▸ **Exercise instructions**:
Drop every picture and give the entries back exactly.

▸ **Source material**:
** BEGIN **

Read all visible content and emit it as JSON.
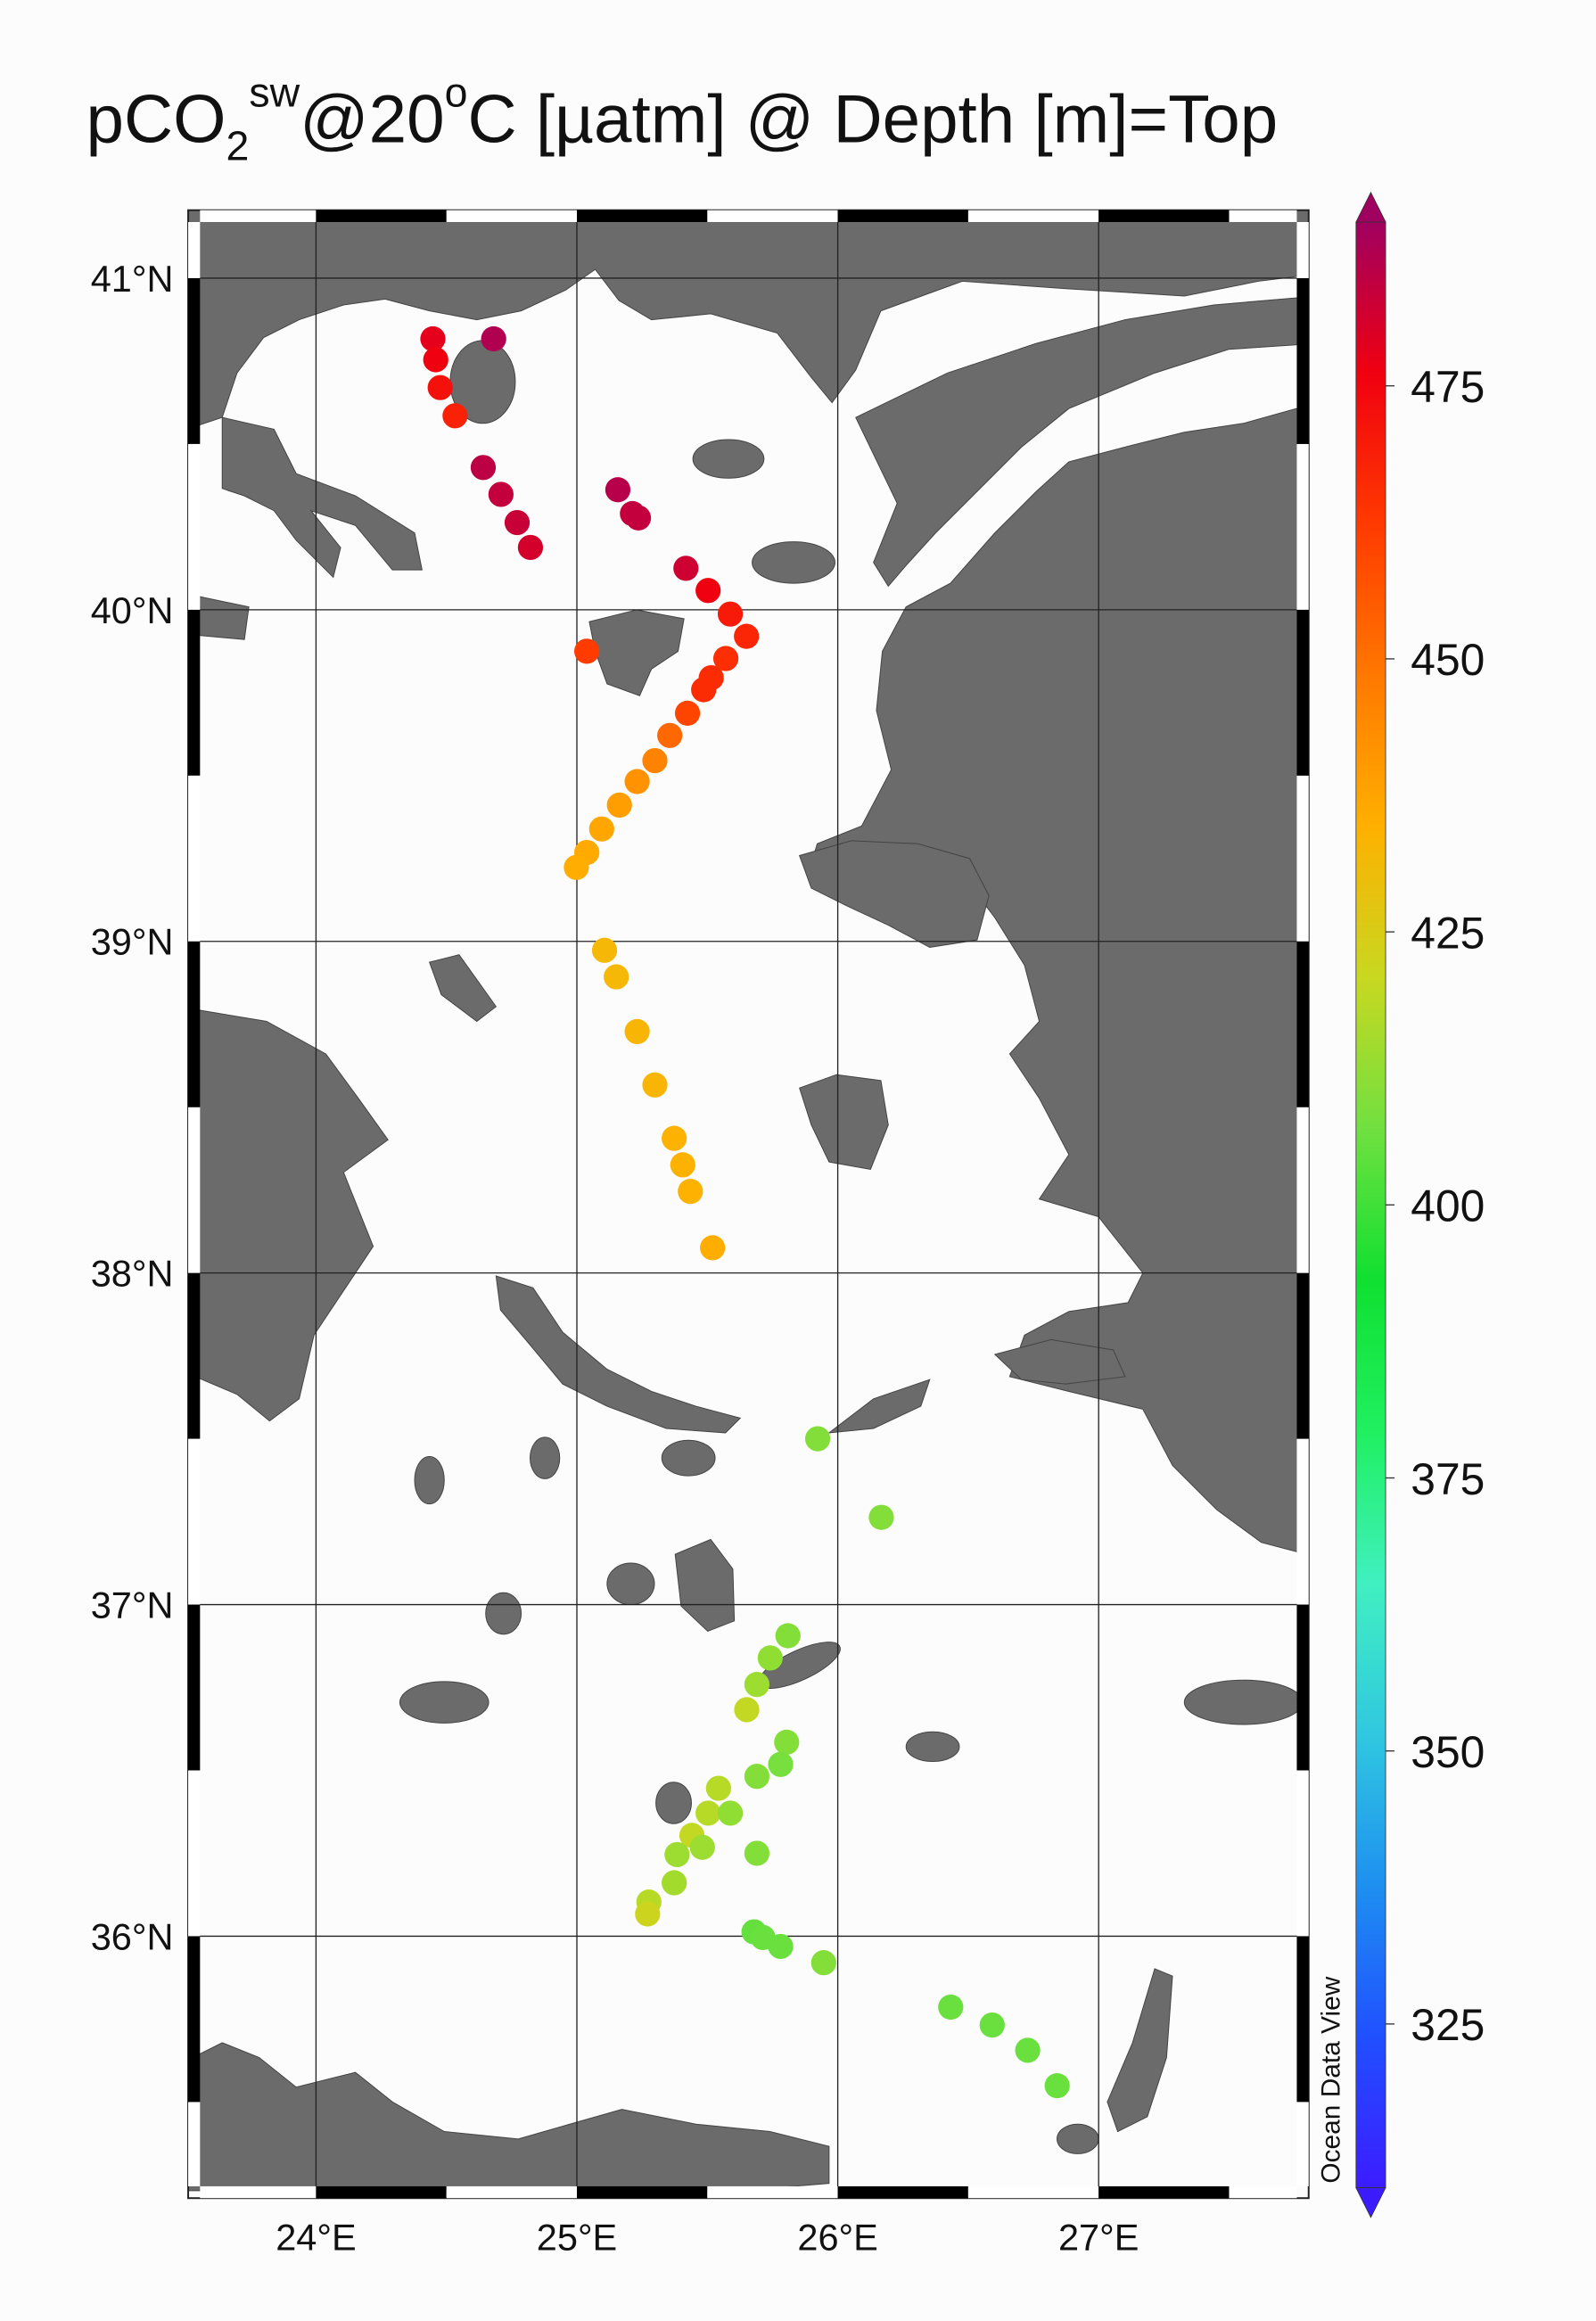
{
  "chart_data": {
    "type": "scatter",
    "title": [
      "pCO",
      "2",
      "sw",
      "@20",
      "o",
      "C [µatm] @ Depth [m]=Top"
    ],
    "watermark": "Ocean Data View",
    "xlim": [
      23.51,
      27.805
    ],
    "ylim": [
      35.21,
      41.205
    ],
    "xticks": [
      {
        "value": 24,
        "label": "24°E"
      },
      {
        "value": 25,
        "label": "25°E"
      },
      {
        "value": 26,
        "label": "26°E"
      },
      {
        "value": 27,
        "label": "27°E"
      }
    ],
    "yticks": [
      {
        "value": 36,
        "label": "36°N"
      },
      {
        "value": 37,
        "label": "37°N"
      },
      {
        "value": 38,
        "label": "38°N"
      },
      {
        "value": 39,
        "label": "39°N"
      },
      {
        "value": 40,
        "label": "40°N"
      },
      {
        "value": 41,
        "label": "41°N"
      }
    ],
    "grid": true,
    "clim": [
      310,
      490
    ],
    "colorbar_ticks": [
      325,
      350,
      375,
      400,
      425,
      450,
      475
    ],
    "colormap": [
      "#3c1cff",
      "#2050ff",
      "#1e90f0",
      "#30c8e0",
      "#40f0c0",
      "#20f060",
      "#10e030",
      "#70e040",
      "#c8d820",
      "#ffb000",
      "#ff7800",
      "#ff3a00",
      "#f00010",
      "#a00060"
    ],
    "x": [
      24.448,
      24.459,
      24.476,
      24.533,
      24.681,
      24.641,
      24.709,
      24.771,
      24.822,
      25.157,
      25.213,
      25.236,
      25.418,
      25.503,
      25.588,
      25.65,
      25.571,
      25.515,
      25.486,
      25.424,
      25.356,
      25.299,
      25.231,
      25.163,
      25.095,
      25.038,
      24.998,
      25.038,
      25.106,
      25.151,
      25.231,
      25.299,
      25.373,
      25.406,
      25.435,
      25.52,
      25.923,
      26.167,
      25.809,
      25.741,
      25.69,
      25.651,
      25.804,
      25.781,
      25.69,
      25.543,
      25.503,
      25.588,
      25.441,
      25.481,
      25.384,
      25.69,
      25.373,
      25.276,
      25.271,
      25.679,
      25.713,
      25.781,
      25.946,
      26.433,
      26.592,
      26.728,
      26.841
    ],
    "y": [
      40.817,
      40.754,
      40.67,
      40.585,
      40.817,
      40.429,
      40.348,
      40.263,
      40.188,
      40.362,
      40.29,
      40.277,
      40.125,
      40.058,
      39.987,
      39.92,
      39.853,
      39.795,
      39.759,
      39.688,
      39.621,
      39.545,
      39.482,
      39.411,
      39.339,
      39.268,
      39.223,
      39.875,
      38.973,
      38.893,
      38.728,
      38.567,
      38.406,
      38.326,
      38.246,
      38.076,
      37.5,
      37.263,
      36.906,
      36.839,
      36.759,
      36.683,
      36.585,
      36.518,
      36.482,
      36.446,
      36.371,
      36.371,
      36.304,
      36.268,
      36.246,
      36.25,
      36.161,
      36.103,
      36.067,
      36.013,
      35.996,
      35.969,
      35.92,
      35.786,
      35.732,
      35.656,
      35.549
    ],
    "values": [
      478,
      476,
      472,
      468,
      487,
      485,
      484,
      483,
      481,
      486,
      484,
      484,
      482,
      476,
      470,
      467,
      465,
      466,
      466,
      460,
      452,
      446,
      442,
      439,
      437,
      436,
      435,
      462,
      432,
      432,
      433,
      433,
      434,
      434,
      434,
      435,
      410,
      410,
      410,
      412,
      414,
      420,
      410,
      408,
      410,
      418,
      418,
      412,
      420,
      414,
      414,
      410,
      415,
      418,
      422,
      405,
      406,
      406,
      410,
      406,
      406,
      406,
      406
    ]
  }
}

** END **

▸ **Solution below**:
Read all visible content and emit it as JSON.
{
  "chart_data": {
    "type": "scatter",
    "title": [
      "pCO",
      "2",
      "sw",
      "@20",
      "o",
      "C [µatm] @ Depth [m]=Top"
    ],
    "watermark": "Ocean Data View",
    "xlim": [
      23.51,
      27.805
    ],
    "ylim": [
      35.21,
      41.205
    ],
    "xticks": [
      {
        "value": 24,
        "label": "24°E"
      },
      {
        "value": 25,
        "label": "25°E"
      },
      {
        "value": 26,
        "label": "26°E"
      },
      {
        "value": 27,
        "label": "27°E"
      }
    ],
    "yticks": [
      {
        "value": 36,
        "label": "36°N"
      },
      {
        "value": 37,
        "label": "37°N"
      },
      {
        "value": 38,
        "label": "38°N"
      },
      {
        "value": 39,
        "label": "39°N"
      },
      {
        "value": 40,
        "label": "40°N"
      },
      {
        "value": 41,
        "label": "41°N"
      }
    ],
    "grid": true,
    "clim": [
      310,
      490
    ],
    "colorbar_ticks": [
      325,
      350,
      375,
      400,
      425,
      450,
      475
    ],
    "colormap": [
      "#3c1cff",
      "#2050ff",
      "#1e90f0",
      "#30c8e0",
      "#40f0c0",
      "#20f060",
      "#10e030",
      "#70e040",
      "#c8d820",
      "#ffb000",
      "#ff7800",
      "#ff3a00",
      "#f00010",
      "#a00060"
    ],
    "x": [
      24.448,
      24.459,
      24.476,
      24.533,
      24.681,
      24.641,
      24.709,
      24.771,
      24.822,
      25.157,
      25.213,
      25.236,
      25.418,
      25.503,
      25.588,
      25.65,
      25.571,
      25.515,
      25.486,
      25.424,
      25.356,
      25.299,
      25.231,
      25.163,
      25.095,
      25.038,
      24.998,
      25.038,
      25.106,
      25.151,
      25.231,
      25.299,
      25.373,
      25.406,
      25.435,
      25.52,
      25.923,
      26.167,
      25.809,
      25.741,
      25.69,
      25.651,
      25.804,
      25.781,
      25.69,
      25.543,
      25.503,
      25.588,
      25.441,
      25.481,
      25.384,
      25.69,
      25.373,
      25.276,
      25.271,
      25.679,
      25.713,
      25.781,
      25.946,
      26.433,
      26.592,
      26.728,
      26.841
    ],
    "y": [
      40.817,
      40.754,
      40.67,
      40.585,
      40.817,
      40.429,
      40.348,
      40.263,
      40.188,
      40.362,
      40.29,
      40.277,
      40.125,
      40.058,
      39.987,
      39.92,
      39.853,
      39.795,
      39.759,
      39.688,
      39.621,
      39.545,
      39.482,
      39.411,
      39.339,
      39.268,
      39.223,
      39.875,
      38.973,
      38.893,
      38.728,
      38.567,
      38.406,
      38.326,
      38.246,
      38.076,
      37.5,
      37.263,
      36.906,
      36.839,
      36.759,
      36.683,
      36.585,
      36.518,
      36.482,
      36.446,
      36.371,
      36.371,
      36.304,
      36.268,
      36.246,
      36.25,
      36.161,
      36.103,
      36.067,
      36.013,
      35.996,
      35.969,
      35.92,
      35.786,
      35.732,
      35.656,
      35.549
    ],
    "values": [
      478,
      476,
      472,
      468,
      487,
      485,
      484,
      483,
      481,
      486,
      484,
      484,
      482,
      476,
      470,
      467,
      465,
      466,
      466,
      460,
      452,
      446,
      442,
      439,
      437,
      436,
      435,
      462,
      432,
      432,
      433,
      433,
      434,
      434,
      434,
      435,
      410,
      410,
      410,
      412,
      414,
      420,
      410,
      408,
      410,
      418,
      418,
      412,
      420,
      414,
      414,
      410,
      415,
      418,
      422,
      405,
      406,
      406,
      410,
      406,
      406,
      406,
      406
    ]
  }
}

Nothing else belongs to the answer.